▶ **Job**:
Can you pull out each line of the data below that includes the word "description"?

▶ **Data lines**:
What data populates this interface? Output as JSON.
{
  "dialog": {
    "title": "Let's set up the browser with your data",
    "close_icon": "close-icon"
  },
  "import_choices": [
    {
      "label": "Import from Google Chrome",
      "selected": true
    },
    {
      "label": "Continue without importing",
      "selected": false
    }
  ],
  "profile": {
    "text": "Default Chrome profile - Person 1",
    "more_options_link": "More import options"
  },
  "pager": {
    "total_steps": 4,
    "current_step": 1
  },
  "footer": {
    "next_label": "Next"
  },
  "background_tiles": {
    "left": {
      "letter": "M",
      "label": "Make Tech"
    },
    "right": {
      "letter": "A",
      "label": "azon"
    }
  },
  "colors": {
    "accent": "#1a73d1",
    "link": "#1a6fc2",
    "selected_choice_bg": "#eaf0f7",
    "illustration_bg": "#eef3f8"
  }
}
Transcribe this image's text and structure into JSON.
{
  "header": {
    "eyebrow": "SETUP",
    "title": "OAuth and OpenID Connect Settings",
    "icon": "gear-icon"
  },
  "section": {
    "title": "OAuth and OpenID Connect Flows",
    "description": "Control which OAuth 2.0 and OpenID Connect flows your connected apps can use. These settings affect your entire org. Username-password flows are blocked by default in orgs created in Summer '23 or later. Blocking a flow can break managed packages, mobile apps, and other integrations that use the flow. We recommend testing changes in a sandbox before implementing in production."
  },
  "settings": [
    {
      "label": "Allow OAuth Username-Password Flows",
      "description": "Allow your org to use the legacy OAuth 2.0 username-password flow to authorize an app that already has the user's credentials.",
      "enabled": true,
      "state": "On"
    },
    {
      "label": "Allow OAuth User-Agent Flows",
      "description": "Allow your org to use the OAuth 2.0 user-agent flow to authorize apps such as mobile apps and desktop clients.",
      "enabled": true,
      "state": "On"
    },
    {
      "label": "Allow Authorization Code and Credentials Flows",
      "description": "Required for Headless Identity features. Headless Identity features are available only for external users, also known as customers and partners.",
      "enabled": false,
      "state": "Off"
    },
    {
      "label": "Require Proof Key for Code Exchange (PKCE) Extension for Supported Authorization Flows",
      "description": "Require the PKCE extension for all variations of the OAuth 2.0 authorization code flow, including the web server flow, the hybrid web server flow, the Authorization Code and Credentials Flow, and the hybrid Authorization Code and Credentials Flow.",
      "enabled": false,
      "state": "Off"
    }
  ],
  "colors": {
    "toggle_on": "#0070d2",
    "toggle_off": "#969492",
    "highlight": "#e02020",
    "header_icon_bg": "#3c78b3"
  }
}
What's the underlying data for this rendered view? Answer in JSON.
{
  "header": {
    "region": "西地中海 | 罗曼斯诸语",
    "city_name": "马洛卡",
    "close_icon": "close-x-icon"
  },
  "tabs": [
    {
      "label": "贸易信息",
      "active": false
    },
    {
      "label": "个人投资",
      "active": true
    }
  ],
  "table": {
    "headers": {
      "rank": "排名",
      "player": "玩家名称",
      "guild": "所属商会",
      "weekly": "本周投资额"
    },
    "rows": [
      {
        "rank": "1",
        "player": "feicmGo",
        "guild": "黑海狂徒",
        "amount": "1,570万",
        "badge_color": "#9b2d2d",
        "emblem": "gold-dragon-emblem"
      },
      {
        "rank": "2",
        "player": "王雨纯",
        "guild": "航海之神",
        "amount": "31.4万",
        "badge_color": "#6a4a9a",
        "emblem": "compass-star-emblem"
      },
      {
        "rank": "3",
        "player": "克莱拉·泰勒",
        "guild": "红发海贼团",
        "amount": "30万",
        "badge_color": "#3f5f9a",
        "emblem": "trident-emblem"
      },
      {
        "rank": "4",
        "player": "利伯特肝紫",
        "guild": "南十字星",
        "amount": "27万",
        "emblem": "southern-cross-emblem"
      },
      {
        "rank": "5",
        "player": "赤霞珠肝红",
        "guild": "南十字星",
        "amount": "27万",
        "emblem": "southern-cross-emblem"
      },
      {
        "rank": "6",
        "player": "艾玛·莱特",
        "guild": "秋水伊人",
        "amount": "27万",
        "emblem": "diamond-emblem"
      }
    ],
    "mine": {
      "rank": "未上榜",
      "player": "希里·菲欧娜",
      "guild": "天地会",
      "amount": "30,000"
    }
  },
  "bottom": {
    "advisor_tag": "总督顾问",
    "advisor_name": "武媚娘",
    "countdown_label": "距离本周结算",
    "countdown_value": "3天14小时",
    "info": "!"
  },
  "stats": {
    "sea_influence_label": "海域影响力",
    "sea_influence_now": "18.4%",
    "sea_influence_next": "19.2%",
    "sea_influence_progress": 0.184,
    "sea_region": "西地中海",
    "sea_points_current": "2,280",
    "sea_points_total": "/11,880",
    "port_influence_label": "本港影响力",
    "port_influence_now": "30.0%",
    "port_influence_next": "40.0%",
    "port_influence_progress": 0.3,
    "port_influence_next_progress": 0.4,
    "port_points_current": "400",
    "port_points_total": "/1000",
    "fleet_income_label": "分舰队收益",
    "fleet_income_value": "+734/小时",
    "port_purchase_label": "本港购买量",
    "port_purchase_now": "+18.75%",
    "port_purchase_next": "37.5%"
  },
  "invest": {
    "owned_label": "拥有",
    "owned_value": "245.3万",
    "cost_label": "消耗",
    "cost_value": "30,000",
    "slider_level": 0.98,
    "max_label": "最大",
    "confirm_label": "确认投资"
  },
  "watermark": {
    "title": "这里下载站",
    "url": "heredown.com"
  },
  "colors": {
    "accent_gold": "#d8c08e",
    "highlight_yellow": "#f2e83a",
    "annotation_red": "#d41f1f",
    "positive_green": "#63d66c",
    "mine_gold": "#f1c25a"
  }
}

▶ **Problem solution**:
    "description": "Control which OAuth 2.0 and OpenID Connect flows your connected apps can use. These settings affect your entire org. Username-password flows are blocked by default in orgs created in Summer '23 or later. Blocking a flow can break managed packages, mobile apps, and other integrations that use the flow. We recommend testing changes in a sandbox before implementing in production."
      "description": "Allow your org to use the legacy OAuth 2.0 username-password flow to authorize an app that already has the user's credentials.",
      "description": "Allow your org to use the OAuth 2.0 user-agent flow to authorize apps such as mobile apps and desktop clients.",
      "description": "Required for Headless Identity features. Headless Identity features are available only for external users, also known as customers and partners.",
      "description": "Require the PKCE extension for all variations of the OAuth 2.0 authorization code flow, including the web server flow, the hybrid web server flow, the Authorization Code and Credentials Flow, and the hybrid Authorization Code and Credentials Flow.",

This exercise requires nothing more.